Identify each line below containing the string "SRMTID" and copy it.

• **SOURCE MATERIAL**:
--- START ---

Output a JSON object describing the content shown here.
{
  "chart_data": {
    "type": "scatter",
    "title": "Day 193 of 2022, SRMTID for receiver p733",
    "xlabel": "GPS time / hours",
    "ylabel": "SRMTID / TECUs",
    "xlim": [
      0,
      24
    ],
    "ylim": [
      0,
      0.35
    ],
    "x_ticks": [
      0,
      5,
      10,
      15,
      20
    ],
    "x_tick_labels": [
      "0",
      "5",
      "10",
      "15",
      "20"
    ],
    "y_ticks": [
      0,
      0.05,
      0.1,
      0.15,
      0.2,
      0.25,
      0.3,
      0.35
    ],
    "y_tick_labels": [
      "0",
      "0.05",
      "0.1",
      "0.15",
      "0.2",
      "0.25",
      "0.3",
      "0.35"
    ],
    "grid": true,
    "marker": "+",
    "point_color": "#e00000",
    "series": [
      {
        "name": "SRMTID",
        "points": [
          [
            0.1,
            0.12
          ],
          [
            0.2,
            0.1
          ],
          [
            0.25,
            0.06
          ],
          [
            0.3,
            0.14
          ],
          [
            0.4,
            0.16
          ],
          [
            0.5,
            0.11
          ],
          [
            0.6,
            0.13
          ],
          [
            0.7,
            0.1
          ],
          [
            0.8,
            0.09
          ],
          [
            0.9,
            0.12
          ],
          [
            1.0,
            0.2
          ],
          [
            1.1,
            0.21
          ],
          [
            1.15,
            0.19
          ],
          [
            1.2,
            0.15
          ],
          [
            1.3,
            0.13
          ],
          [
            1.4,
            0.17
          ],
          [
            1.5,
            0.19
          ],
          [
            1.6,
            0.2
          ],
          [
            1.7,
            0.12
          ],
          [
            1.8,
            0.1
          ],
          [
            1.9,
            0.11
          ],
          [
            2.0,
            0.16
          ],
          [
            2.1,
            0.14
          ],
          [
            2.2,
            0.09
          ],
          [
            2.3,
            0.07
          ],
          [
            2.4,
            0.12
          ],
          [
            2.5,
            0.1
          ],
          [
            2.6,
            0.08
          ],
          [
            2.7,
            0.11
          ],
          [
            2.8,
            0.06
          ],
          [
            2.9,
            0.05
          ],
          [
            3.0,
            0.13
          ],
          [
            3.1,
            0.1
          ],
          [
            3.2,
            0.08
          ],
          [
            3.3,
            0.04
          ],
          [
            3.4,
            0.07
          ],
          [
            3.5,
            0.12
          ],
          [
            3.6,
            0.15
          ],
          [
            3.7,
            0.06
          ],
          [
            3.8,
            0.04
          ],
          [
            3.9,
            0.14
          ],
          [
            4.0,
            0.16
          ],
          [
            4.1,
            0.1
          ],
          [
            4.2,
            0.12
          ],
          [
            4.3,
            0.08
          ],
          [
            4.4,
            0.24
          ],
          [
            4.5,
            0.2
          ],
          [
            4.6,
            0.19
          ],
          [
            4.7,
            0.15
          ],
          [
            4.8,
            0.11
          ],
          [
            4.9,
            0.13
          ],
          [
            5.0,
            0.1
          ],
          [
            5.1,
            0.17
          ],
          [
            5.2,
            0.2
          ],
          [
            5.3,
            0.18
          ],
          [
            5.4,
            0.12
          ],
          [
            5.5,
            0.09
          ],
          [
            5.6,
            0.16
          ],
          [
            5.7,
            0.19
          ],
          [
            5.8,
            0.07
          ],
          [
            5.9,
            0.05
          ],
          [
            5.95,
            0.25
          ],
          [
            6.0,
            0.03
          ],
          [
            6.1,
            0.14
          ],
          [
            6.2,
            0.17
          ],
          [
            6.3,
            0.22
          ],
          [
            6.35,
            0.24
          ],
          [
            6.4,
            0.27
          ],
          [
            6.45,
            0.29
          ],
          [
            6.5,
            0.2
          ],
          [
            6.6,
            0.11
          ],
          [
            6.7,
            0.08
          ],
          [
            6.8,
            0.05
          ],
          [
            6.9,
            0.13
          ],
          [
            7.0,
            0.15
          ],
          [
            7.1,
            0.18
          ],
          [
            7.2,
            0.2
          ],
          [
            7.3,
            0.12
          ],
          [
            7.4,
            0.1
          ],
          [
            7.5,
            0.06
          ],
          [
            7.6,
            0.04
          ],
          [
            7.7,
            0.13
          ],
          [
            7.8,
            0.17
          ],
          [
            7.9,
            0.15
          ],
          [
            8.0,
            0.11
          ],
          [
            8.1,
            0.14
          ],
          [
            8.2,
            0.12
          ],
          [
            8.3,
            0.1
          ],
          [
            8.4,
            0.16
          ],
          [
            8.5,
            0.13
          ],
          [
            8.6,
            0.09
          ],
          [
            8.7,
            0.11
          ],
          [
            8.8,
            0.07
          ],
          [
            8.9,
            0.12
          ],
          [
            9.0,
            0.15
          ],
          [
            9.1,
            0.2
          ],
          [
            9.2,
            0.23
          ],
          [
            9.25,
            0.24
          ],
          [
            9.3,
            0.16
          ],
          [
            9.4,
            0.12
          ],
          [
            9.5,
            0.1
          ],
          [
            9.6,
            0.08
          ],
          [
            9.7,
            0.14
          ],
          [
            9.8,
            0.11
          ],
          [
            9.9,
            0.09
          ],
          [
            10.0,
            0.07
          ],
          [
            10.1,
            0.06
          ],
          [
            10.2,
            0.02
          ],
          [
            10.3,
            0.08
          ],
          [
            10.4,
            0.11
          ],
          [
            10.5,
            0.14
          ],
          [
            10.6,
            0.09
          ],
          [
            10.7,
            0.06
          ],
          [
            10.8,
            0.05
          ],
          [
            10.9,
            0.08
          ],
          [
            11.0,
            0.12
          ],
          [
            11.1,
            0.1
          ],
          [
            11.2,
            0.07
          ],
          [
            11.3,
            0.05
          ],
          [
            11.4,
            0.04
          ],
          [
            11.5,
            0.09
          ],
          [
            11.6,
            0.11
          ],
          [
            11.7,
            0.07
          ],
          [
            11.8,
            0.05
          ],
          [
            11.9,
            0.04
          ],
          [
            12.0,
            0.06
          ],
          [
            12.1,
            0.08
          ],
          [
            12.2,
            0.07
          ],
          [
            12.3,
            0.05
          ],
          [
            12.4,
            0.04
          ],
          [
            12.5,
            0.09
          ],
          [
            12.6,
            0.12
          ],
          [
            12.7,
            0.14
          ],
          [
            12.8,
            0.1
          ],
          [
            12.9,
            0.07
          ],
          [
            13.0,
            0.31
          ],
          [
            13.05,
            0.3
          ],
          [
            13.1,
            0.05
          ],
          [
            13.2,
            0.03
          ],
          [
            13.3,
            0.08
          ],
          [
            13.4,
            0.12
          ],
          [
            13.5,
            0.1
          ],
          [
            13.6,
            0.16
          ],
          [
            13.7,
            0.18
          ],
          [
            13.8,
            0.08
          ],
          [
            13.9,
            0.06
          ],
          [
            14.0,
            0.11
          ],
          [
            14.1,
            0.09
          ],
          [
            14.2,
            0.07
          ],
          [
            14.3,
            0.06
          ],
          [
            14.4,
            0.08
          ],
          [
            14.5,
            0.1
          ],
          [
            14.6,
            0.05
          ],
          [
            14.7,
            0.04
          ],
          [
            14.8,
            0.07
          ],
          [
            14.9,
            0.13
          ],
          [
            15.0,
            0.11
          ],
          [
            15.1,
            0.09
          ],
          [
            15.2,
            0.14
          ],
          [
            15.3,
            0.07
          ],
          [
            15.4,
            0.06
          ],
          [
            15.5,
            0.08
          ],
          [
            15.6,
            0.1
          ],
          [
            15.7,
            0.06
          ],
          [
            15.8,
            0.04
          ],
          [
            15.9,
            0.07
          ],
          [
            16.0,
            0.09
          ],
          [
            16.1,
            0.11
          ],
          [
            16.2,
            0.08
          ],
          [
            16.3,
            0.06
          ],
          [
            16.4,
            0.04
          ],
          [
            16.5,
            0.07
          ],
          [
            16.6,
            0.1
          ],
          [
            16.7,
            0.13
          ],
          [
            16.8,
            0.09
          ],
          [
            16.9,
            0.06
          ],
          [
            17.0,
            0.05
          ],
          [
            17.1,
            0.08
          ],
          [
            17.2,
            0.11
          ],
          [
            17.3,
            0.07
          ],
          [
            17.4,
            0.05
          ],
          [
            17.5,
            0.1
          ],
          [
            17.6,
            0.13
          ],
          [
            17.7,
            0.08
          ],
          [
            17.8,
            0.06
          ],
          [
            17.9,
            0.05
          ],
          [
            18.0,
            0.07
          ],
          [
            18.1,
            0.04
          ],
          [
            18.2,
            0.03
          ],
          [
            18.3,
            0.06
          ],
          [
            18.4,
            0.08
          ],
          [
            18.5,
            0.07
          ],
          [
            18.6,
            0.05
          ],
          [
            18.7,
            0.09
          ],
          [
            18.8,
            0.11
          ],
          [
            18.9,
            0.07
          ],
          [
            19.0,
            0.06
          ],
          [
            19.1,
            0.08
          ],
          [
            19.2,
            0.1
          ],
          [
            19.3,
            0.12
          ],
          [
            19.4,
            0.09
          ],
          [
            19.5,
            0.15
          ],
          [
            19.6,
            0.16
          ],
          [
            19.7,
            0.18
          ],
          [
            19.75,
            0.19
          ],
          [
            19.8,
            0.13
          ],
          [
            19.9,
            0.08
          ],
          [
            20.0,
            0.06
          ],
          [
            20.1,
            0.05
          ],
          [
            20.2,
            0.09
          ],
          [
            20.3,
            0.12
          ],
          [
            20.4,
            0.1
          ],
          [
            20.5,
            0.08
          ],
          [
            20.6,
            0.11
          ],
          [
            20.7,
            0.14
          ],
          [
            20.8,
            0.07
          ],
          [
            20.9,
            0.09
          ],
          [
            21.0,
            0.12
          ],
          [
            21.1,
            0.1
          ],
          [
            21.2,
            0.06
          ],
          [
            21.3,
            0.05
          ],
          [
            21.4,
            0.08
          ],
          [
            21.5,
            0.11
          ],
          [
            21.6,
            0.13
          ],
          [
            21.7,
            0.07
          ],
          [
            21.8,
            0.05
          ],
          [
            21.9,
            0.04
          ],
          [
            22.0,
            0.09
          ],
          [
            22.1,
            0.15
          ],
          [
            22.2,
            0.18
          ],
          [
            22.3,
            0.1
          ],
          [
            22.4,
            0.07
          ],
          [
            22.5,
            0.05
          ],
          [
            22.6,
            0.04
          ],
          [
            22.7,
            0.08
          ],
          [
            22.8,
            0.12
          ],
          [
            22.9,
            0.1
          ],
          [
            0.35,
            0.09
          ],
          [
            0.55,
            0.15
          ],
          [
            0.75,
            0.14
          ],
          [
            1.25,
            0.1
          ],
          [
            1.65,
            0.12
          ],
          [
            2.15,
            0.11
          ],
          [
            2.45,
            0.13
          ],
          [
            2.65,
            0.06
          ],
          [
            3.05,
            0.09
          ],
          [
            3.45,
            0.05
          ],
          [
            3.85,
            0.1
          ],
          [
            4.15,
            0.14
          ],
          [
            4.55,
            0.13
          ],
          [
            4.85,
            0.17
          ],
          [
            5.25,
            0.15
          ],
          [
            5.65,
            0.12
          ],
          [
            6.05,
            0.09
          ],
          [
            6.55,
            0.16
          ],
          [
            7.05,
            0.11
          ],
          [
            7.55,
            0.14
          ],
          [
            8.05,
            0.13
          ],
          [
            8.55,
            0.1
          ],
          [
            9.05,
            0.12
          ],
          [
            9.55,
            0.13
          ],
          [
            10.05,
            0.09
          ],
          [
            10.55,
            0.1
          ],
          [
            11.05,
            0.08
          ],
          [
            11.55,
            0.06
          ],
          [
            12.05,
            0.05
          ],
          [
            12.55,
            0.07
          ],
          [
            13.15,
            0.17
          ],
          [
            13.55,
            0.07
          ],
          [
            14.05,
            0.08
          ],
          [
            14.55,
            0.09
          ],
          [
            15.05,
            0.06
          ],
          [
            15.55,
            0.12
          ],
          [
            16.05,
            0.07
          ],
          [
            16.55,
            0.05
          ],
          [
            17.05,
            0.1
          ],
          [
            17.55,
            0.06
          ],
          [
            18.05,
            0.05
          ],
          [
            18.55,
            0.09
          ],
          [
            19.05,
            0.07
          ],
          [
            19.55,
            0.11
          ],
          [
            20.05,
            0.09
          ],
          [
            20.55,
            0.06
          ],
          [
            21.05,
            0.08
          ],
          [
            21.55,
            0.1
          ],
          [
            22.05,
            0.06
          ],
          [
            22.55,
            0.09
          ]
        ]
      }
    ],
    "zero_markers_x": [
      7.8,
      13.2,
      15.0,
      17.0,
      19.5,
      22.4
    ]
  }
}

--- END ---

• **WORKED SOLUTION**:
    "title": "Day 193 of 2022, SRMTID for receiver p733",
    "ylabel": "SRMTID / TECUs",
        "name": "SRMTID",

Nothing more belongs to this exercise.